▸ **RECORDS FOR THE EXERCISE**:

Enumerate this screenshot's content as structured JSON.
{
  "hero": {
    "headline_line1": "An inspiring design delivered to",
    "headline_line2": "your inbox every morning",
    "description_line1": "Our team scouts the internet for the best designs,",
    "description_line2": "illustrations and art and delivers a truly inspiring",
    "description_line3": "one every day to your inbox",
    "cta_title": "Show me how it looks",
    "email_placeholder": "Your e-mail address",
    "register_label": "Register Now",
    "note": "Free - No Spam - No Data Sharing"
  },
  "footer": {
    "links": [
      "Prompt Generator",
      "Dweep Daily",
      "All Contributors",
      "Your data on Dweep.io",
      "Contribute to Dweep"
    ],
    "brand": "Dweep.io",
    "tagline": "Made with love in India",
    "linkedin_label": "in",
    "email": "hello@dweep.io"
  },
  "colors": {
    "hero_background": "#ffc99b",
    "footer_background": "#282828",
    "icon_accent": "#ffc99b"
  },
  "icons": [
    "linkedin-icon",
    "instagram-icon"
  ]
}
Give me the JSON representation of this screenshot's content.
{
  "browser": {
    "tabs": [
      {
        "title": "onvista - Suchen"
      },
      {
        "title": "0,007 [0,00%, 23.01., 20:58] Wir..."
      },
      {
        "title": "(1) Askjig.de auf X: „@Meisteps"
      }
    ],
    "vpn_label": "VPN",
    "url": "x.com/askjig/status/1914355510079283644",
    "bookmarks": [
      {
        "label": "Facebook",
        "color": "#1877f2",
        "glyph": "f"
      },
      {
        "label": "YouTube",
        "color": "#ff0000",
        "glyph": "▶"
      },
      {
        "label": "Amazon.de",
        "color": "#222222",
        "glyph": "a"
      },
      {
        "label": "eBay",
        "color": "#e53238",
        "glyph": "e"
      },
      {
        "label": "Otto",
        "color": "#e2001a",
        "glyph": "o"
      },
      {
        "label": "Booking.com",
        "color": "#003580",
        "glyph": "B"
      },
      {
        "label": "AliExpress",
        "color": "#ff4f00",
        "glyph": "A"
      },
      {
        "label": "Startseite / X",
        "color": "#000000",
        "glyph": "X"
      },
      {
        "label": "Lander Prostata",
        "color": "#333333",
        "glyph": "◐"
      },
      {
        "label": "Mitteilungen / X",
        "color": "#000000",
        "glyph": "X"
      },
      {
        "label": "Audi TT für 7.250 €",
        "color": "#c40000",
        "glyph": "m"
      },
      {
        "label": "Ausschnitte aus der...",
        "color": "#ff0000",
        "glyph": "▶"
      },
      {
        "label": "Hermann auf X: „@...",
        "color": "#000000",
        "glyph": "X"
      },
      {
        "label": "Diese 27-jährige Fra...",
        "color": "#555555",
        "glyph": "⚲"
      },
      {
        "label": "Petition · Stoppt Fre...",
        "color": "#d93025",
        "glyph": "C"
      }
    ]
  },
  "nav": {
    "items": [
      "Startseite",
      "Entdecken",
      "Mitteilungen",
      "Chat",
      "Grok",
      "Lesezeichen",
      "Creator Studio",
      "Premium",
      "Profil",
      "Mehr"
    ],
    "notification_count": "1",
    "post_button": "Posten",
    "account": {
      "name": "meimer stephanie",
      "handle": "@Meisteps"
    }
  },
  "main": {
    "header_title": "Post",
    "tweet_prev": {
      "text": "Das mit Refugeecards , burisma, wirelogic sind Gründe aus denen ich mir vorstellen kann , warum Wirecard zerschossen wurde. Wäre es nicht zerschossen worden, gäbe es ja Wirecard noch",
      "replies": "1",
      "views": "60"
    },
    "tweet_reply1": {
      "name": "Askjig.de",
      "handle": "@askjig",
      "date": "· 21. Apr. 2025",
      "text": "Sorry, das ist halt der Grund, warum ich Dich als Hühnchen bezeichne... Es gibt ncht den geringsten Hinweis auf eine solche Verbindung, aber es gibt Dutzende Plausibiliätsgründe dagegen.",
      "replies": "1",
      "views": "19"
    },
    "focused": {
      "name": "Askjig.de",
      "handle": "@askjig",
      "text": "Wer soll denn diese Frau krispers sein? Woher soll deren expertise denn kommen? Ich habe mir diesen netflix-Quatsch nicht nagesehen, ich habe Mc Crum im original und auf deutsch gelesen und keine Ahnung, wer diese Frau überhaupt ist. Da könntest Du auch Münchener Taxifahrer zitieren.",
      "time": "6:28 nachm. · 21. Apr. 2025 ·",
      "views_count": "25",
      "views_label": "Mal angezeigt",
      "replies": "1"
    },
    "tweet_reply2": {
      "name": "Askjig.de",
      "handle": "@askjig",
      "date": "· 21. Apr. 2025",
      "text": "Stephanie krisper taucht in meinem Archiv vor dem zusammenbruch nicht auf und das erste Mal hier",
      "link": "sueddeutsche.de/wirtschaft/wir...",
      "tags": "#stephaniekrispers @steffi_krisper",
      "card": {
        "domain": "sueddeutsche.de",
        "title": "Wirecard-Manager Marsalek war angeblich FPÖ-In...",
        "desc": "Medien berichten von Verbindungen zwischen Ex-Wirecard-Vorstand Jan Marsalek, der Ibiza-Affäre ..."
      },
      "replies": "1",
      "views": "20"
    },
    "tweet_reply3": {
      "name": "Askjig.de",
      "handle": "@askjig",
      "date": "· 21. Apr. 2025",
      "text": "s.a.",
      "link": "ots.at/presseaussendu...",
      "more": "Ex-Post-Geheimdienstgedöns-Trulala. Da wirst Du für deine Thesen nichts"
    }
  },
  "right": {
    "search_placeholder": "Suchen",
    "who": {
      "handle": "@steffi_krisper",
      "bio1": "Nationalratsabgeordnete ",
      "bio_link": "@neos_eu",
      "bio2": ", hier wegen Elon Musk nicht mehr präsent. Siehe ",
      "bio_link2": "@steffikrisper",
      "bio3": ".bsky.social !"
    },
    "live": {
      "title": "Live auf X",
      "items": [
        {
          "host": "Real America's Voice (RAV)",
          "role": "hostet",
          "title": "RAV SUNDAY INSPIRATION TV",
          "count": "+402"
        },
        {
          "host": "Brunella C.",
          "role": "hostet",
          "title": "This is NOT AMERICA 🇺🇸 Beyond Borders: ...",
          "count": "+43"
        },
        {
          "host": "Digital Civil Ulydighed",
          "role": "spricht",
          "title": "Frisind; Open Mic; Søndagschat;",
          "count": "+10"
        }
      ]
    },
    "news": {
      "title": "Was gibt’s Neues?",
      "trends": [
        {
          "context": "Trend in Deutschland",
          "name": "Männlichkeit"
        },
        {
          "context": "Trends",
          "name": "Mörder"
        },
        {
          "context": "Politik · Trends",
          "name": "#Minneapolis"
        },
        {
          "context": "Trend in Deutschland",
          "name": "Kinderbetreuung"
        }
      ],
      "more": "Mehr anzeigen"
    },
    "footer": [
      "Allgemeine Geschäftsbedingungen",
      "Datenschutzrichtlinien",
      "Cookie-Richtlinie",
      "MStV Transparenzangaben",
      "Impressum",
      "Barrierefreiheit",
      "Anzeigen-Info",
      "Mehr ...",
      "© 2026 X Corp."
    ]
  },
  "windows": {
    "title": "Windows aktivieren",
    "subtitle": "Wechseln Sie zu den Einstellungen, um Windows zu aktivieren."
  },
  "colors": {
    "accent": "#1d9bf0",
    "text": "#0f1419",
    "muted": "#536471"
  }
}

▸ **THE EXERCISE**: All of the data must be returned exactly.

▸ **TASK ANSWER**:
Enumerate this screenshot's content as structured JSON.
{
  "hero": {
    "headline_line1": "An inspiring design delivered to",
    "headline_line2": "your inbox every morning",
    "description_line1": "Our team scouts the internet for the best designs,",
    "description_line2": "illustrations and art and delivers a truly inspiring",
    "description_line3": "one every day to your inbox",
    "cta_title": "Show me how it looks",
    "email_placeholder": "Your e-mail address",
    "register_label": "Register Now",
    "note": "Free - No Spam - No Data Sharing"
  },
  "footer": {
    "links": [
      "Prompt Generator",
      "Dweep Daily",
      "All Contributors",
      "Your data on Dweep.io",
      "Contribute to Dweep"
    ],
    "brand": "Dweep.io",
    "tagline": "Made with love in India",
    "linkedin_label": "in",
    "email": "hello@dweep.io"
  },
  "colors": {
    "hero_background": "#ffc99b",
    "footer_background": "#282828",
    "icon_accent": "#ffc99b"
  },
  "icons": [
    "linkedin-icon",
    "instagram-icon"
  ]
}
Give me the JSON representation of this screenshot's content.
{
  "browser": {
    "tabs": [
      {
        "title": "onvista - Suchen"
      },
      {
        "title": "0,007 [0,00%, 23.01., 20:58] Wir..."
      },
      {
        "title": "(1) Askjig.de auf X: „@Meisteps"
      }
    ],
    "vpn_label": "VPN",
    "url": "x.com/askjig/status/1914355510079283644",
    "bookmarks": [
      {
        "label": "Facebook",
        "color": "#1877f2",
        "glyph": "f"
      },
      {
        "label": "YouTube",
        "color": "#ff0000",
        "glyph": "▶"
      },
      {
        "label": "Amazon.de",
        "color": "#222222",
        "glyph": "a"
      },
      {
        "label": "eBay",
        "color": "#e53238",
        "glyph": "e"
      },
      {
        "label": "Otto",
        "color": "#e2001a",
        "glyph": "o"
      },
      {
        "label": "Booking.com",
        "color": "#003580",
        "glyph": "B"
      },
      {
        "label": "AliExpress",
        "color": "#ff4f00",
        "glyph": "A"
      },
      {
        "label": "Startseite / X",
        "color": "#000000",
        "glyph": "X"
      },
      {
        "label": "Lander Prostata",
        "color": "#333333",
        "glyph": "◐"
      },
      {
        "label": "Mitteilungen / X",
        "color": "#000000",
        "glyph": "X"
      },
      {
        "label": "Audi TT für 7.250 €",
        "color": "#c40000",
        "glyph": "m"
      },
      {
        "label": "Ausschnitte aus der...",
        "color": "#ff0000",
        "glyph": "▶"
      },
      {
        "label": "Hermann auf X: „@...",
        "color": "#000000",
        "glyph": "X"
      },
      {
        "label": "Diese 27-jährige Fra...",
        "color": "#555555",
        "glyph": "⚲"
      },
      {
        "label": "Petition · Stoppt Fre...",
        "color": "#d93025",
        "glyph": "C"
      }
    ]
  },
  "nav": {
    "items": [
      "Startseite",
      "Entdecken",
      "Mitteilungen",
      "Chat",
      "Grok",
      "Lesezeichen",
      "Creator Studio",
      "Premium",
      "Profil",
      "Mehr"
    ],
    "notification_count": "1",
    "post_button": "Posten",
    "account": {
      "name": "meimer stephanie",
      "handle": "@Meisteps"
    }
  },
  "main": {
    "header_title": "Post",
    "tweet_prev": {
      "text": "Das mit Refugeecards , burisma, wirelogic sind Gründe aus denen ich mir vorstellen kann , warum Wirecard zerschossen wurde. Wäre es nicht zerschossen worden, gäbe es ja Wirecard noch",
      "replies": "1",
      "views": "60"
    },
    "tweet_reply1": {
      "name": "Askjig.de",
      "handle": "@askjig",
      "date": "· 21. Apr. 2025",
      "text": "Sorry, das ist halt der Grund, warum ich Dich als Hühnchen bezeichne... Es gibt ncht den geringsten Hinweis auf eine solche Verbindung, aber es gibt Dutzende Plausibiliätsgründe dagegen.",
      "replies": "1",
      "views": "19"
    },
    "focused": {
      "name": "Askjig.de",
      "handle": "@askjig",
      "text": "Wer soll denn diese Frau krispers sein? Woher soll deren expertise denn kommen? Ich habe mir diesen netflix-Quatsch nicht nagesehen, ich habe Mc Crum im original und auf deutsch gelesen und keine Ahnung, wer diese Frau überhaupt ist. Da könntest Du auch Münchener Taxifahrer zitieren.",
      "time": "6:28 nachm. · 21. Apr. 2025 ·",
      "views_count": "25",
      "views_label": "Mal angezeigt",
      "replies": "1"
    },
    "tweet_reply2": {
      "name": "Askjig.de",
      "handle": "@askjig",
      "date": "· 21. Apr. 2025",
      "text": "Stephanie krisper taucht in meinem Archiv vor dem zusammenbruch nicht auf und das erste Mal hier",
      "link": "sueddeutsche.de/wirtschaft/wir...",
      "tags": "#stephaniekrispers @steffi_krisper",
      "card": {
        "domain": "sueddeutsche.de",
        "title": "Wirecard-Manager Marsalek war angeblich FPÖ-In...",
        "desc": "Medien berichten von Verbindungen zwischen Ex-Wirecard-Vorstand Jan Marsalek, der Ibiza-Affäre ..."
      },
      "replies": "1",
      "views": "20"
    },
    "tweet_reply3": {
      "name": "Askjig.de",
      "handle": "@askjig",
      "date": "· 21. Apr. 2025",
      "text": "s.a.",
      "link": "ots.at/presseaussendu...",
      "more": "Ex-Post-Geheimdienstgedöns-Trulala. Da wirst Du für deine Thesen nichts"
    }
  },
  "right": {
    "search_placeholder": "Suchen",
    "who": {
      "handle": "@steffi_krisper",
      "bio1": "Nationalratsabgeordnete ",
      "bio_link": "@neos_eu",
      "bio2": ", hier wegen Elon Musk nicht mehr präsent. Siehe ",
      "bio_link2": "@steffikrisper",
      "bio3": ".bsky.social !"
    },
    "live": {
      "title": "Live auf X",
      "items": [
        {
          "host": "Real America's Voice (RAV)",
          "role": "hostet",
          "title": "RAV SUNDAY INSPIRATION TV",
          "count": "+402"
        },
        {
          "host": "Brunella C.",
          "role": "hostet",
          "title": "This is NOT AMERICA 🇺🇸 Beyond Borders: ...",
          "count": "+43"
        },
        {
          "host": "Digital Civil Ulydighed",
          "role": "spricht",
          "title": "Frisind; Open Mic; Søndagschat;",
          "count": "+10"
        }
      ]
    },
    "news": {
      "title": "Was gibt’s Neues?",
      "trends": [
        {
          "context": "Trend in Deutschland",
          "name": "Männlichkeit"
        },
        {
          "context": "Trends",
          "name": "Mörder"
        },
        {
          "context": "Politik · Trends",
          "name": "#Minneapolis"
        },
        {
          "context": "Trend in Deutschland",
          "name": "Kinderbetreuung"
        }
      ],
      "more": "Mehr anzeigen"
    },
    "footer": [
      "Allgemeine Geschäftsbedingungen",
      "Datenschutzrichtlinien",
      "Cookie-Richtlinie",
      "MStV Transparenzangaben",
      "Impressum",
      "Barrierefreiheit",
      "Anzeigen-Info",
      "Mehr ...",
      "© 2026 X Corp."
    ]
  },
  "windows": {
    "title": "Windows aktivieren",
    "subtitle": "Wechseln Sie zu den Einstellungen, um Windows zu aktivieren."
  },
  "colors": {
    "accent": "#1d9bf0",
    "text": "#0f1419",
    "muted": "#536471"
  }
}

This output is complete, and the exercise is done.